INSTRUCTION:
Give the total number of lines with the word "reddit" in them, and no other words.

Extracted data entries:
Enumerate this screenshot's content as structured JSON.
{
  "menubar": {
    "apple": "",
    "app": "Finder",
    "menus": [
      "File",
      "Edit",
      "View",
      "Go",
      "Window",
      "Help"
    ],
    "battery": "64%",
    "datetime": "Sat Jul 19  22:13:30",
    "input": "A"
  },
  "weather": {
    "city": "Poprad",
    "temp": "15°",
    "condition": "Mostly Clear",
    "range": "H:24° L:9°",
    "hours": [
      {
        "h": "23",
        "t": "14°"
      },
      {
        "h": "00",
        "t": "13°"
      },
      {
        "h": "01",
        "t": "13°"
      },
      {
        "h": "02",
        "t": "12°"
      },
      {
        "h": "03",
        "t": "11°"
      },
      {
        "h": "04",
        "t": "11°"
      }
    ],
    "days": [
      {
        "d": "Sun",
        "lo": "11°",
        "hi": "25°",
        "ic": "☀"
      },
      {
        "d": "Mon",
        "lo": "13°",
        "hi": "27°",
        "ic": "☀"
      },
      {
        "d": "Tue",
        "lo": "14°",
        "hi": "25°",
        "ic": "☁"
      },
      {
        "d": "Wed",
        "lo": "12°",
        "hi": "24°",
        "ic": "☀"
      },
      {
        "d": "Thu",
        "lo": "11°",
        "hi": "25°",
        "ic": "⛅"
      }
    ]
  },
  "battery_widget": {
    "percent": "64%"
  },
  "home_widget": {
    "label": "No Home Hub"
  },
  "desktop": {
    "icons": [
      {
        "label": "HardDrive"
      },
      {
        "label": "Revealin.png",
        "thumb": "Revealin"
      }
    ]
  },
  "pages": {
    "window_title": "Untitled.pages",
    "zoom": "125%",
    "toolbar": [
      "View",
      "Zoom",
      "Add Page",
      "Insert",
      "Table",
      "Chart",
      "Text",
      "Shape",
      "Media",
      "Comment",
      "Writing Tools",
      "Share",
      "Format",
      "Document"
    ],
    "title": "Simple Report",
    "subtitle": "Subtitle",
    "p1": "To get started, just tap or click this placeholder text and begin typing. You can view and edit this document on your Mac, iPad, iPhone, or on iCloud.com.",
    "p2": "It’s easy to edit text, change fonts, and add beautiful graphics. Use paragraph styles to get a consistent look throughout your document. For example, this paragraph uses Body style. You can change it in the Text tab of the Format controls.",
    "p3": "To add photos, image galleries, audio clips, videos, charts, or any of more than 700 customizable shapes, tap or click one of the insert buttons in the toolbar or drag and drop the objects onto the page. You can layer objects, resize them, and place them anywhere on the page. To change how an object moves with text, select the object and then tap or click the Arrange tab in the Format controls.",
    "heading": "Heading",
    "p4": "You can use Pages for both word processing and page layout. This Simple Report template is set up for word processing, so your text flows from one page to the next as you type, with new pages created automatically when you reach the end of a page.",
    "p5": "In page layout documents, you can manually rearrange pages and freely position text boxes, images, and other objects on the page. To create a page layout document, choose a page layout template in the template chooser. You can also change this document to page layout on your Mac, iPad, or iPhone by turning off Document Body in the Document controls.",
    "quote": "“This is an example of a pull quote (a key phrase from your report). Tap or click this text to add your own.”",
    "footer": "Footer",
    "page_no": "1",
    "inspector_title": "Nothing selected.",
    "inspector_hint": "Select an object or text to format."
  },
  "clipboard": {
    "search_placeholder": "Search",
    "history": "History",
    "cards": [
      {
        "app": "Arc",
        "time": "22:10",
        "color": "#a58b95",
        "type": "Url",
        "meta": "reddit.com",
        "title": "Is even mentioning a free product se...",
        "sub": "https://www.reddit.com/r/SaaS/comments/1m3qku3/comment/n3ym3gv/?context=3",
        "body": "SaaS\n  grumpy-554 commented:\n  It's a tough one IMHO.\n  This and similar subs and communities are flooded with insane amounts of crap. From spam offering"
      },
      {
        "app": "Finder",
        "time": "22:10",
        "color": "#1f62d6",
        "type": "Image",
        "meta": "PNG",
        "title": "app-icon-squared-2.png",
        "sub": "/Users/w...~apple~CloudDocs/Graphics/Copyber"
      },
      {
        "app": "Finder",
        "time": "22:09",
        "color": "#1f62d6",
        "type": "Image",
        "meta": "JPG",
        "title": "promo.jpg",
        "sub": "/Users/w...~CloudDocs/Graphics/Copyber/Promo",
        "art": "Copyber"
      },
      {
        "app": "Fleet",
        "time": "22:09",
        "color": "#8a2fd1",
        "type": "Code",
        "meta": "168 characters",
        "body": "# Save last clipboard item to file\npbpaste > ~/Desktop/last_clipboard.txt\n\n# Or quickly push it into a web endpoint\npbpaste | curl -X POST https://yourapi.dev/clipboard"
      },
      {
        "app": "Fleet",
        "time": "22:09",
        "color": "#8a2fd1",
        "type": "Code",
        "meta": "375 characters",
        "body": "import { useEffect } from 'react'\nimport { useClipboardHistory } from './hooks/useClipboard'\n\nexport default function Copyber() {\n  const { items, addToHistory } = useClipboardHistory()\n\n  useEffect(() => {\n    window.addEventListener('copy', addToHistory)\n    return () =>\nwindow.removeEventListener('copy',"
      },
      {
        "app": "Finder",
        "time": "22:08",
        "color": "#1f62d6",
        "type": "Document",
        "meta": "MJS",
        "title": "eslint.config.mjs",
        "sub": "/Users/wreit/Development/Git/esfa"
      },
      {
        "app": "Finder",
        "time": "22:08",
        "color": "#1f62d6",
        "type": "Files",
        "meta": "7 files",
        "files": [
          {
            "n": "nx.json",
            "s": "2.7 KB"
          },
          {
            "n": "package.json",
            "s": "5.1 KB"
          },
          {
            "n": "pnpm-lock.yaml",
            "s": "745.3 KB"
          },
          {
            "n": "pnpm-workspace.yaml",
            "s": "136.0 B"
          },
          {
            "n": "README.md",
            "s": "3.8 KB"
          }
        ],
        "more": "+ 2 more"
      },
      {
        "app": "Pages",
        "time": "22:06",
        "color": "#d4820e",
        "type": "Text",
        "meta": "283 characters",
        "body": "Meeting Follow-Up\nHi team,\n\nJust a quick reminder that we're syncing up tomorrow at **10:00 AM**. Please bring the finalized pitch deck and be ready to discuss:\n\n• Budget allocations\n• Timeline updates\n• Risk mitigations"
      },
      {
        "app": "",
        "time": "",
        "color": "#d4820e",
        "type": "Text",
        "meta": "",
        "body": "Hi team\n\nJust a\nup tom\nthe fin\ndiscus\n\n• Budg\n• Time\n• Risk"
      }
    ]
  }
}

COMPLETE RESPONSE:
2